Aim |
Copy out every line of the records where the string "false" occurs.

######

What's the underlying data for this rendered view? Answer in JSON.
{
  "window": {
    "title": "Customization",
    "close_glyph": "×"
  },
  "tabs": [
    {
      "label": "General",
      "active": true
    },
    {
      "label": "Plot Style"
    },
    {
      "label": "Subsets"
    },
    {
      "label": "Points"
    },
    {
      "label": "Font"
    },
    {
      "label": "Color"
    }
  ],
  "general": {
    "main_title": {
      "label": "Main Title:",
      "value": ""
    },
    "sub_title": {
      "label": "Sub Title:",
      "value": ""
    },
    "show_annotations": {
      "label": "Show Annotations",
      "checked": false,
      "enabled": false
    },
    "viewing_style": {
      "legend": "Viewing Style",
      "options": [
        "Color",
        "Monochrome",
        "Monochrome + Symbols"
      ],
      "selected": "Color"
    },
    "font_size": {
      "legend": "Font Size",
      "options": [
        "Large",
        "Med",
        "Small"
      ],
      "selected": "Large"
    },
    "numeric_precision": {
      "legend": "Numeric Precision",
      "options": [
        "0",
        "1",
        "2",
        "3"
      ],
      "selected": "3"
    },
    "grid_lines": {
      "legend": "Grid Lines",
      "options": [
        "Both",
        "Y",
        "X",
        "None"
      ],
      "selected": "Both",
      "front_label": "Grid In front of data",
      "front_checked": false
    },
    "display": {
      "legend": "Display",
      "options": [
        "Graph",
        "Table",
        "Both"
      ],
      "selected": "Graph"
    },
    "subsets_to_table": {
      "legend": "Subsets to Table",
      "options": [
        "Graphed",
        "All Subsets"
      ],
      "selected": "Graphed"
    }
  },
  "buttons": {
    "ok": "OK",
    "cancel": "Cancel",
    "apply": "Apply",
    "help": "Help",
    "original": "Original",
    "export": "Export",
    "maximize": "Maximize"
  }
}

######

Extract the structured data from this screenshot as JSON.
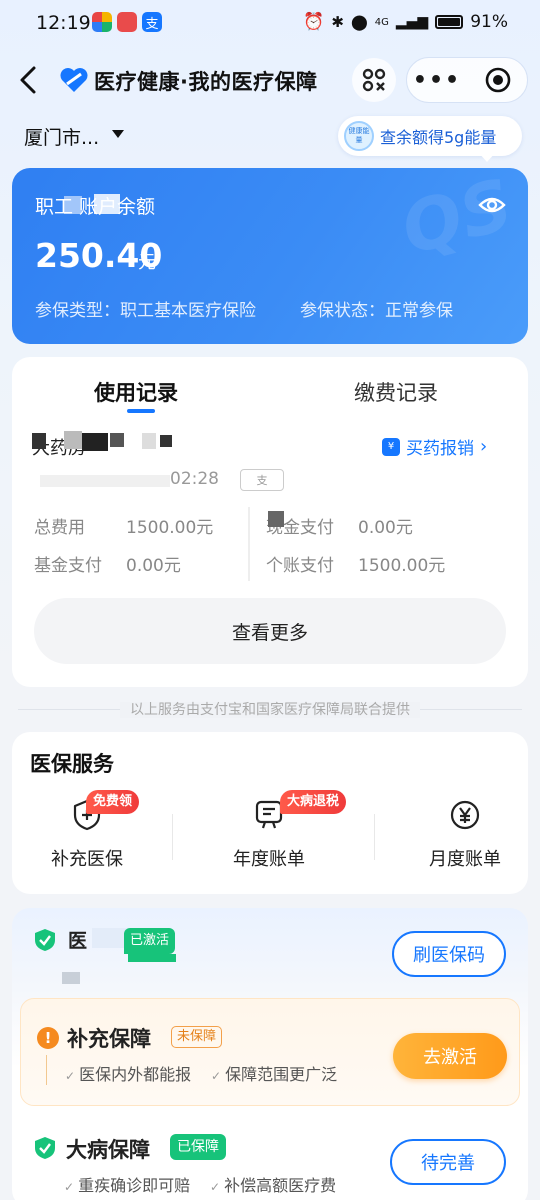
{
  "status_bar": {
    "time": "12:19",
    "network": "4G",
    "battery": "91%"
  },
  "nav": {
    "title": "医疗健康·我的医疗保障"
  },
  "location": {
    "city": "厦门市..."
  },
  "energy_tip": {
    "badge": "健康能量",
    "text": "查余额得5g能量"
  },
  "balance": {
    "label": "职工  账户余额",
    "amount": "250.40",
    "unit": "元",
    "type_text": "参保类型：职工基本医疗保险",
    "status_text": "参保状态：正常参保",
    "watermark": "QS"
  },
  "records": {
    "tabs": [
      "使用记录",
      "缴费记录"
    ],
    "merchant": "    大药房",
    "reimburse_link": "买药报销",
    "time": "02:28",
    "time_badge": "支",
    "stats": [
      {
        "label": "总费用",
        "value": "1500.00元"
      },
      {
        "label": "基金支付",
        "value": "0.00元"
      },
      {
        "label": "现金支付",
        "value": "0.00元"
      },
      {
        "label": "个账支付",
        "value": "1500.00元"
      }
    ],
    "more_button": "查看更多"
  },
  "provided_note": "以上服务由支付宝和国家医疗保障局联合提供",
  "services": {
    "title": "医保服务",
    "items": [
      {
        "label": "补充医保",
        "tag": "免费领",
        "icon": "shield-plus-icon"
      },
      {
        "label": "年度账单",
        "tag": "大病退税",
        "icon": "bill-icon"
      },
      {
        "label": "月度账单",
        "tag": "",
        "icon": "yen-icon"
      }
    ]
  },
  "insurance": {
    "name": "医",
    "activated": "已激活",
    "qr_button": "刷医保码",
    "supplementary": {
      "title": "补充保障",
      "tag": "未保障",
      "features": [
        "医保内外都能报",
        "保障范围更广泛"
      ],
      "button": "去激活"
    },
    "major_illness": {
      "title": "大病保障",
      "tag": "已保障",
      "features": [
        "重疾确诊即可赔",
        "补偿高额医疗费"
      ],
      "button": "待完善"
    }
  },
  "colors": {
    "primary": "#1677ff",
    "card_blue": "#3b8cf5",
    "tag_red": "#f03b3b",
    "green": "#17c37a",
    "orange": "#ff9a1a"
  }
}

######

Response for this exercise |
      "checked": false,
      "enabled": false
      "front_checked": false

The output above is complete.